Start INPUT DATA

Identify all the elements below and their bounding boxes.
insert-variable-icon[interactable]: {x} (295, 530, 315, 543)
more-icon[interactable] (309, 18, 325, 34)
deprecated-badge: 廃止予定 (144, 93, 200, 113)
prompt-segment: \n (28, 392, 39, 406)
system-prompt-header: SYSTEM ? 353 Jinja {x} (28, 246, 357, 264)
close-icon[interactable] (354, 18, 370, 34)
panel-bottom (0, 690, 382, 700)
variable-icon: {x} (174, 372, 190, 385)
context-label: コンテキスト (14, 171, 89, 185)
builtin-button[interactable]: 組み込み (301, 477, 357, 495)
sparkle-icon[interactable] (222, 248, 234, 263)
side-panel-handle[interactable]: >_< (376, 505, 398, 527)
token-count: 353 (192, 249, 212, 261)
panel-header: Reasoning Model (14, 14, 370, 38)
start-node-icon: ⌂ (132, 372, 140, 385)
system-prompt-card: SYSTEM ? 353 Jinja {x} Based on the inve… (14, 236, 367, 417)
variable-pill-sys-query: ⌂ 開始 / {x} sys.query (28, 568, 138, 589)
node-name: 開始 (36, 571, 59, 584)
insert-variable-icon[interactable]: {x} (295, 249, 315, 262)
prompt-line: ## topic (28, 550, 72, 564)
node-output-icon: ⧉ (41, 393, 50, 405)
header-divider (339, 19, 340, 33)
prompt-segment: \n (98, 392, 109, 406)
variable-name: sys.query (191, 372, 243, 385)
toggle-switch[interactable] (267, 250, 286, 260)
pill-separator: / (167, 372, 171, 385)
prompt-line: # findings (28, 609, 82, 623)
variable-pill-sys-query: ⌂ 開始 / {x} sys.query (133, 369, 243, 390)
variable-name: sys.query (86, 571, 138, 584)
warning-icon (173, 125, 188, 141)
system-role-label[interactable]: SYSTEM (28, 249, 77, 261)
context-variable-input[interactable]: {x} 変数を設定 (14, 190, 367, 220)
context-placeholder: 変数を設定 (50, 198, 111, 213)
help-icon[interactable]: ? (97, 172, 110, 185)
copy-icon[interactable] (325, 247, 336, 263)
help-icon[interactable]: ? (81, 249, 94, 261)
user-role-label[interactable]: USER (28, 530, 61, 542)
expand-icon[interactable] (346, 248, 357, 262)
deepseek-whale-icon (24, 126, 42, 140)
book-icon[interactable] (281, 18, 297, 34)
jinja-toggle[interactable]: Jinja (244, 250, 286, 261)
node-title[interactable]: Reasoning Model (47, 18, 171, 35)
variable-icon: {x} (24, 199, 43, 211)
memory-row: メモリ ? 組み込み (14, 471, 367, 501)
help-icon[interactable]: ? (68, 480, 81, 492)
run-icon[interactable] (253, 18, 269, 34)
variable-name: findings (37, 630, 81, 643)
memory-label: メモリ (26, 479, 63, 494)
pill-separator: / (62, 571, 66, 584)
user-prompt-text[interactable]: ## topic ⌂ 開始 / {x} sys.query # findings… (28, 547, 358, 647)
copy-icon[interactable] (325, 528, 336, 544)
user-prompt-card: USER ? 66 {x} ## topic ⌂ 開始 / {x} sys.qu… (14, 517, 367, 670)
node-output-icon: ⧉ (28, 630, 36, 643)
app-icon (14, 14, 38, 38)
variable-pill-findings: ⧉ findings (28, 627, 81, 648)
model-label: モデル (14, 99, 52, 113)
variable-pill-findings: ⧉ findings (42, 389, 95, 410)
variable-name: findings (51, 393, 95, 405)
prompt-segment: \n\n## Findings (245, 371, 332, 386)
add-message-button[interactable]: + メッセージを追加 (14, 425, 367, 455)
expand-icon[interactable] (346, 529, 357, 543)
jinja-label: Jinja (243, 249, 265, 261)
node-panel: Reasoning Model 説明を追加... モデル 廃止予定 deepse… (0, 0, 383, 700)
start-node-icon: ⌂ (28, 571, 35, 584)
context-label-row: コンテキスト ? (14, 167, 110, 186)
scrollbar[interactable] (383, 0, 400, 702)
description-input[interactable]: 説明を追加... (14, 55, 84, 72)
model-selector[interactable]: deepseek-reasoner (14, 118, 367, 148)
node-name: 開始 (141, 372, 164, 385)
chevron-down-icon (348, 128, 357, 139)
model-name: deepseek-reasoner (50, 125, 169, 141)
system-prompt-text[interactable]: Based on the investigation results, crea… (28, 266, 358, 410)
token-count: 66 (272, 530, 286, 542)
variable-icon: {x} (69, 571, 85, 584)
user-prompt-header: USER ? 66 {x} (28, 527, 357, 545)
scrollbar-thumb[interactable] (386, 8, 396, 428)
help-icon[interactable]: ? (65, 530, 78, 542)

End INPUT DATA

▶ [WHAT YOU ARE ASKED TO DO]: Copy out the material from its first line through the line containing "prompt-segment: \n (28, 392, 39, 406)", switching "Identify" to "List" and leaving everything else unchanged.

▶ [THE OUTPUT]:
List all the elements below and their bounding boxes.
insert-variable-icon[interactable]: {x} (295, 530, 315, 543)
more-icon[interactable] (309, 18, 325, 34)
deprecated-badge: 廃止予定 (144, 93, 200, 113)
prompt-segment: \n (28, 392, 39, 406)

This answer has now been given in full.